***** Data entries *****

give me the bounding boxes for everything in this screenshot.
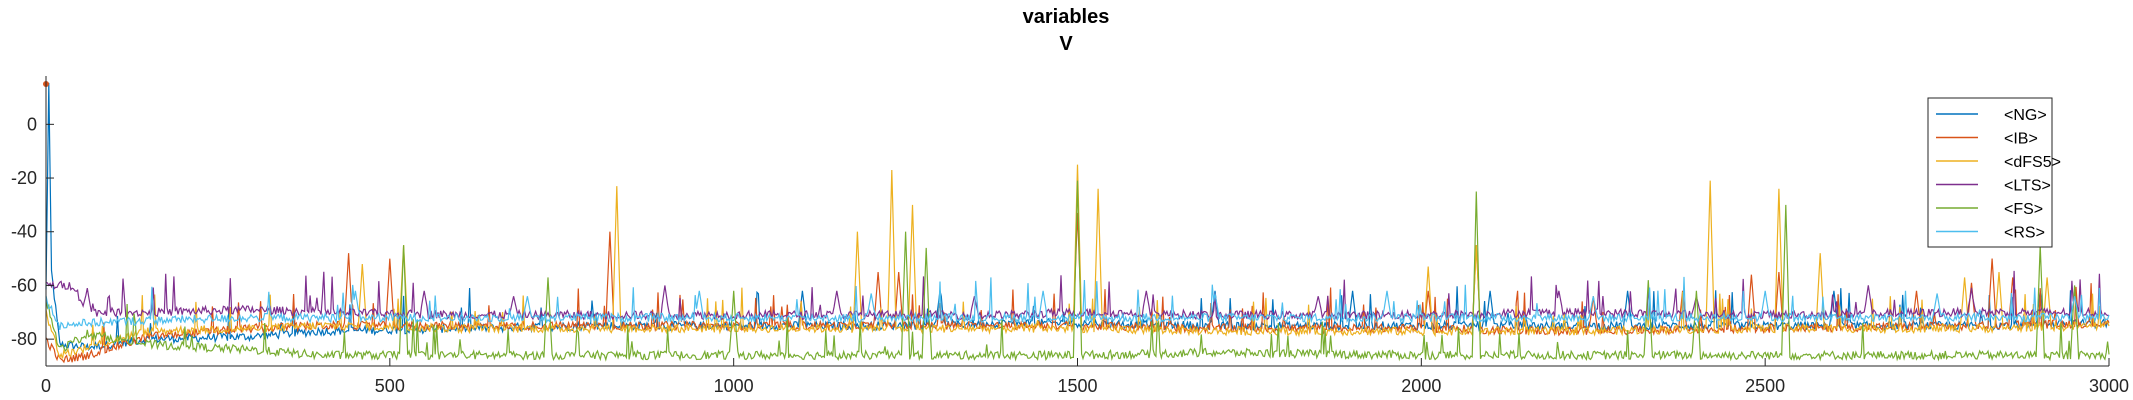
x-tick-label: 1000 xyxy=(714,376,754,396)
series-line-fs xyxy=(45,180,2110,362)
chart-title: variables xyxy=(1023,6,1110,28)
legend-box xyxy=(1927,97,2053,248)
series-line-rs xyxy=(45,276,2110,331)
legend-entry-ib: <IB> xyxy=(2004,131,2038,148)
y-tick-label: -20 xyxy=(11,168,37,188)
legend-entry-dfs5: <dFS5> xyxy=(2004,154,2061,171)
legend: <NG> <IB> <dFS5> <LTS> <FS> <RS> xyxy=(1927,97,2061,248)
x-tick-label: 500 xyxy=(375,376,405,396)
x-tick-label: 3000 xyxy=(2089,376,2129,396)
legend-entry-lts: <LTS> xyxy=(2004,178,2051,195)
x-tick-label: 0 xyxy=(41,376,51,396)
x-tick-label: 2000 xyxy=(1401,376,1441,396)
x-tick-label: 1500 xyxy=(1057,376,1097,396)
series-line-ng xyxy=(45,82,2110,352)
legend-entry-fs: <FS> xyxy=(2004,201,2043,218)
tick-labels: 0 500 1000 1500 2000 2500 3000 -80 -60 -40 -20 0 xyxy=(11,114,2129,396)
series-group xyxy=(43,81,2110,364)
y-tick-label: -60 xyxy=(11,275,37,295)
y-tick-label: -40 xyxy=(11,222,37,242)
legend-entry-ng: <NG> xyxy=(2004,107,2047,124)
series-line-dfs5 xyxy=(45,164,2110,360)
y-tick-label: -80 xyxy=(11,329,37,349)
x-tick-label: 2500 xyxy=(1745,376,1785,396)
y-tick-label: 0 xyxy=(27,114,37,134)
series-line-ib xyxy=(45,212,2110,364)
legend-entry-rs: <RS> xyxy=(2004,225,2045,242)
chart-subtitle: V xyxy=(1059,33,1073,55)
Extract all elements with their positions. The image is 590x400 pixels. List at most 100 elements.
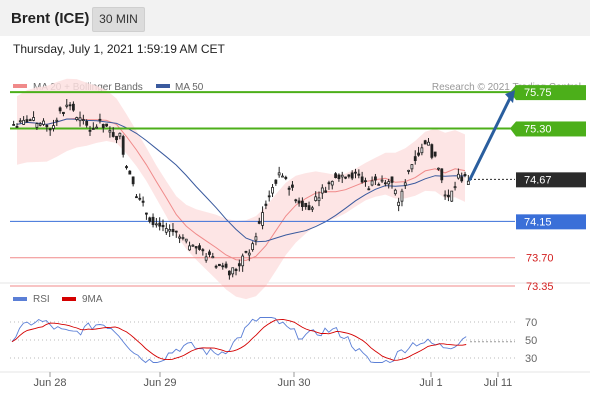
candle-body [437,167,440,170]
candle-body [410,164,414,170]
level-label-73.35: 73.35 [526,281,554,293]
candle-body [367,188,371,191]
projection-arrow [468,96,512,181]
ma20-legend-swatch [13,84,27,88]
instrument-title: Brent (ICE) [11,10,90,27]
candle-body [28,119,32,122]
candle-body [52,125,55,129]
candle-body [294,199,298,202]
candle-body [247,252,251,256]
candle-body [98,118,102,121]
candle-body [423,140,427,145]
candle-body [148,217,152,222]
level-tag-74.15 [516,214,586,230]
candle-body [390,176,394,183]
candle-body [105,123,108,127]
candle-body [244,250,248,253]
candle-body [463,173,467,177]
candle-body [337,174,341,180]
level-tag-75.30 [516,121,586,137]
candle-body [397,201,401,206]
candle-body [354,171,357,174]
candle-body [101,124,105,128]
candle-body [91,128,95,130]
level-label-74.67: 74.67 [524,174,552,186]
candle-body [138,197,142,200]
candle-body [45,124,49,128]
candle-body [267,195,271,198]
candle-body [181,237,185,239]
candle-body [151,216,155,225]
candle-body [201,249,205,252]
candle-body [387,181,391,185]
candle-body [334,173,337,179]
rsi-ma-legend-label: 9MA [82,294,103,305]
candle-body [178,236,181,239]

*****

Turn the lines of the records that start with the line containing "candle-body [437,167,440,170]" and end with the line containing "candle-body [247,252,251,256]" into a numbered list, skipping any blank lines. Include both of those lines.

● **Response**:
1. candle-body [437,167,440,170]
2. candle-body [410,164,414,170]
3. level-label-73.35: 73.35 [526,281,554,293]
4. candle-body [367,188,371,191]
5. projection-arrow [468,96,512,181]
6. ma20-legend-swatch [13,84,27,88]
7. instrument-title: Brent (ICE) [11,10,90,27]
8. candle-body [28,119,32,122]
9. candle-body [52,125,55,129]
10. candle-body [294,199,298,202]
11. candle-body [247,252,251,256]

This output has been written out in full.